■ Page excerpt
--- START ---

There is great debate about the rigor of RCTs, which only demonstrate drug efficacy in comparison to a placebo and often test relatively homogenous populations.

EVEN WHEN evaluating similar data regarding the efficacy of a medical treatment, health plans' resulting coverage decisions can vary dramatically. Although comparative effectiveness research (CER) and retrospective analyses have gained momentum, making coverage decisions won't be as cut and dried as many anticipate.

WellPoint has been reviewing studies from randomized controlled trials (RCTs) for more than a decade. Brian Sweet, WellPoint chief pharmacy officer, says the criteria for evaluating such clinical trials don't fit all circumstances.

The health plan uses scientifically credible CER studies to complement RCTs. The comparative data often includes outcomes achieved in a real-world setting, which can also include larger populations and more specific data. In addition, Sweet says that observational studies also provide information regarding product safety, cost-effectiveness and budget impact.


The $1.1 billion allocation for CER by the American Recovery and Reinvestment Act of 2009 has placed a new focus on drug and product assessment, including observational data. The federal government has taken on the role of funding head-to-head studies that will inform coverage decisions for the industry overall.

"CER studies provide an additional tool for decision-makers in determining a drug's value and where it should be placed on a formulary," says Peter Block, manager, clinical drug information and pharmacy and therapeutics process for Navitus Health Solutions, a pharmacy benefits manager headquartered in Madison, Wisc. "Randomized controlled trials are not pragmatic; they don't indicate what happens in a real-world population."

In the white paper, "Rewarding innovation and Value: What is the Role of Comparative Effectiveness Research?" John Doyle, practice leader in the consulting group of Quintiles, a biopharmaceutical services company, finds that although head-to-head trials may be considered a gold standard for measuring relative differences in efficacy, their impact is limited by the longer timeline and cost associated with implementing such trials.

Prospective observational research, such as cohort studies and registries, offer a channel to collect real-world data, but Doyle says they need to be evaluated carefully to address potential bias. He recommends using a combination of techniques for evaluation.

Paul Keckley, executive director, Deloitte Center for Health Solutions, says CER studies refine the strength of existing evidence. The clinical evidence shouldn't be biased by the cost analysis.

"PBMs and commercial health plans will have room to negotiate with drug manufacturers if two drugs prove to be equally effective and efficacious," Keckley says. "If the evidence is weak, costs need to be weighed against the estimated increase in efficacy and effectiveness."

While director of evidence-based medicine at the Vanderbilt School of Medicine, Keckley analyzed approaches used by 85 health plans to apply evidence to coverage decisions. He concluded that even with access to the same scientific information, plans vary dramatically in their decisions, especially when the research isn't definitive.

He says CER will deepen plans' understanding of the strength of evidence because it creates a more methodical way to compare drugs to drugs, drugs to surgery and drugs to other kinds of treatment. It's more granular in that the clinical data used to show evidence is more specific to signs, symptoms, risk factors and comorbidity.

WellPoint ranks its CER data as "useful," "possibly useful" and "not useful." The information is derived from administrative data, clinical information from providers, member surveys, research organizations, peer-reviewed literature and other sources.

The health plan's standardized comparative effectiveness guidelines are a transparent way to: quantify internal evaluations in order to make better decisions; establish drug positions on formulary; improve health outcomes; reduce cost of care; and set reimbursement policies. The criteria for evaluating CER and observational studies range from the study size and objectives to its bias and relevance to the WellPoint population.

--- END ---

■ Extracted material
--- START ---

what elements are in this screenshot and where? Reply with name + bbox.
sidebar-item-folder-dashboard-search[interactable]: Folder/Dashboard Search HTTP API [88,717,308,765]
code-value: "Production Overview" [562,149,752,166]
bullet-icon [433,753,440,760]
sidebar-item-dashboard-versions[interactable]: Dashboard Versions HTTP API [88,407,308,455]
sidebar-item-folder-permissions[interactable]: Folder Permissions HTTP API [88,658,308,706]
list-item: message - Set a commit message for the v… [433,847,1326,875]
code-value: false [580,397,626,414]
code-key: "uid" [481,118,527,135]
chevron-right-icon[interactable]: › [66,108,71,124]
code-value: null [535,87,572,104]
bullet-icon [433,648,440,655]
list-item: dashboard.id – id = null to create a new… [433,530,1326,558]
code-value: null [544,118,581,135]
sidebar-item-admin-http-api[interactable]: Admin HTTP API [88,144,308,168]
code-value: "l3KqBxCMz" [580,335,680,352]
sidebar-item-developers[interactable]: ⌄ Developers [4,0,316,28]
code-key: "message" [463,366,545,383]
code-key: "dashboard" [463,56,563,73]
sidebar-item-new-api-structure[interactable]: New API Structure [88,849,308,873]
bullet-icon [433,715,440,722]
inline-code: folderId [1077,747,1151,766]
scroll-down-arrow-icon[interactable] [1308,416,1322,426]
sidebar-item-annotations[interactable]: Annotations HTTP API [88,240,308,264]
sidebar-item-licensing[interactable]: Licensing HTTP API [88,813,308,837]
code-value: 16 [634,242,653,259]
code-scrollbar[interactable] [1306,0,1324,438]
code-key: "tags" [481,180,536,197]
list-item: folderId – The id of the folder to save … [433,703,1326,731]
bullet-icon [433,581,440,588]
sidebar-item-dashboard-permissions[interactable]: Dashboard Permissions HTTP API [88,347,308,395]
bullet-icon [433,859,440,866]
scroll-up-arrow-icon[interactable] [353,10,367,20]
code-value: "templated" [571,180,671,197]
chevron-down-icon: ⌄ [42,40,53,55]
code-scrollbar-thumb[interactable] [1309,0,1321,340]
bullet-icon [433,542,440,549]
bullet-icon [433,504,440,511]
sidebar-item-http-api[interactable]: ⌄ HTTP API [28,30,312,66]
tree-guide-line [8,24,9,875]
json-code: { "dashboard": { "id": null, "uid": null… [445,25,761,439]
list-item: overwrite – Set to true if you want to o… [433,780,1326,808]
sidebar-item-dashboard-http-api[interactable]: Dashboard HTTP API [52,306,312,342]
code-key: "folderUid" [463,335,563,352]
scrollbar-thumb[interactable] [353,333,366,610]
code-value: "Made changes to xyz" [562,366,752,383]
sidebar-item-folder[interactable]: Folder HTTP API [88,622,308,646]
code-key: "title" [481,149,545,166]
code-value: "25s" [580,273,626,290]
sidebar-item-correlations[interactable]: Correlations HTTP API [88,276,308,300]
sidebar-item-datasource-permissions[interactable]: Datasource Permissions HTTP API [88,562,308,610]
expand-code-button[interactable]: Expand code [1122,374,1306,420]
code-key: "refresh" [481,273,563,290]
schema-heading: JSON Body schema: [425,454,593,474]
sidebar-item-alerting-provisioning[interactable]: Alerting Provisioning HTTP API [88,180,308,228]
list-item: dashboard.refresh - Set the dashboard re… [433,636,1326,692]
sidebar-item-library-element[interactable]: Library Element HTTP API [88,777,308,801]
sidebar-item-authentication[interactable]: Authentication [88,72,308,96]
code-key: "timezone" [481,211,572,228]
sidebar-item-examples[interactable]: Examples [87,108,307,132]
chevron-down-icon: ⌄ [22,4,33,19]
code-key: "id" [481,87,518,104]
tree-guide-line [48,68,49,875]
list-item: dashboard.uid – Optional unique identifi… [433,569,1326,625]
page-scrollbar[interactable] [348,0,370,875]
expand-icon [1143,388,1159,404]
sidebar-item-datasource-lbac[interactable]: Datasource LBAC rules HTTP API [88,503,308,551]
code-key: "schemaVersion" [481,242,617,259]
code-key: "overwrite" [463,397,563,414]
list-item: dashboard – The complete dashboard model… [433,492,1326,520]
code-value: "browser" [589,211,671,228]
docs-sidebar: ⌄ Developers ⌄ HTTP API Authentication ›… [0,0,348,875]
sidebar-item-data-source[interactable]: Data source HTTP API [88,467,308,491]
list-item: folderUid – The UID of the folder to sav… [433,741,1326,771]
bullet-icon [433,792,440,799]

--- END ---

■ Work instruction
Return, word for word, the stretch of the article on comparative effectiveness research from "There is great" through "as many anticipate.". The entries have no connection to the article on comparative effectiveness research.

■ Exercise response
There is great debate about the rigor of RCTs, which only demonstrate drug efficacy in comparison to a placebo and often test relatively homogenous populations.

EVEN WHEN evaluating similar data regarding the efficacy of a medical treatment, health plans' resulting coverage decisions can vary dramatically. Although comparative effectiveness research (CER) and retrospective analyses have gained momentum, making coverage decisions won't be as cut and dried as many anticipate.